#### THE TASK:
Every record must be repeated exactly, with no omission.

#### DATA FOR PROCESSING:
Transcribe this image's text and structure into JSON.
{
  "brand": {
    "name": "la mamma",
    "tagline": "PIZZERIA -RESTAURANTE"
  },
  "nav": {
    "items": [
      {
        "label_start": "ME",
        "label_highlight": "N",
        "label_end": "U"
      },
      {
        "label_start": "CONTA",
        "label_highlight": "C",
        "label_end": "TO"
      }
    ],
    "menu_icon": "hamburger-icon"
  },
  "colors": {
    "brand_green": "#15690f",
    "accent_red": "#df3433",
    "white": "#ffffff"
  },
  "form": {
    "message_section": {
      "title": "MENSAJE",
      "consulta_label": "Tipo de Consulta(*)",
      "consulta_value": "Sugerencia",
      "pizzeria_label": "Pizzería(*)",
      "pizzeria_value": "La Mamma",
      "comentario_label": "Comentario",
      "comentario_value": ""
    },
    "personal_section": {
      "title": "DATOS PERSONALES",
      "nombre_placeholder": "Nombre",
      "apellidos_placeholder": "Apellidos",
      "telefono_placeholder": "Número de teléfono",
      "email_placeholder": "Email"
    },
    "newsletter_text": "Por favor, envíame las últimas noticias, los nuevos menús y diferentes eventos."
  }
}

#### THE RESPONSE:
Transcribe this image's text and structure into JSON.
{
  "brand": {
    "name": "la mamma",
    "tagline": "PIZZERIA -RESTAURANTE"
  },
  "nav": {
    "items": [
      {
        "label_start": "ME",
        "label_highlight": "N",
        "label_end": "U"
      },
      {
        "label_start": "CONTA",
        "label_highlight": "C",
        "label_end": "TO"
      }
    ],
    "menu_icon": "hamburger-icon"
  },
  "colors": {
    "brand_green": "#15690f",
    "accent_red": "#df3433",
    "white": "#ffffff"
  },
  "form": {
    "message_section": {
      "title": "MENSAJE",
      "consulta_label": "Tipo de Consulta(*)",
      "consulta_value": "Sugerencia",
      "pizzeria_label": "Pizzería(*)",
      "pizzeria_value": "La Mamma",
      "comentario_label": "Comentario",
      "comentario_value": ""
    },
    "personal_section": {
      "title": "DATOS PERSONALES",
      "nombre_placeholder": "Nombre",
      "apellidos_placeholder": "Apellidos",
      "telefono_placeholder": "Número de teléfono",
      "email_placeholder": "Email"
    },
    "newsletter_text": "Por favor, envíame las últimas noticias, los nuevos menús y diferentes eventos."
  }
}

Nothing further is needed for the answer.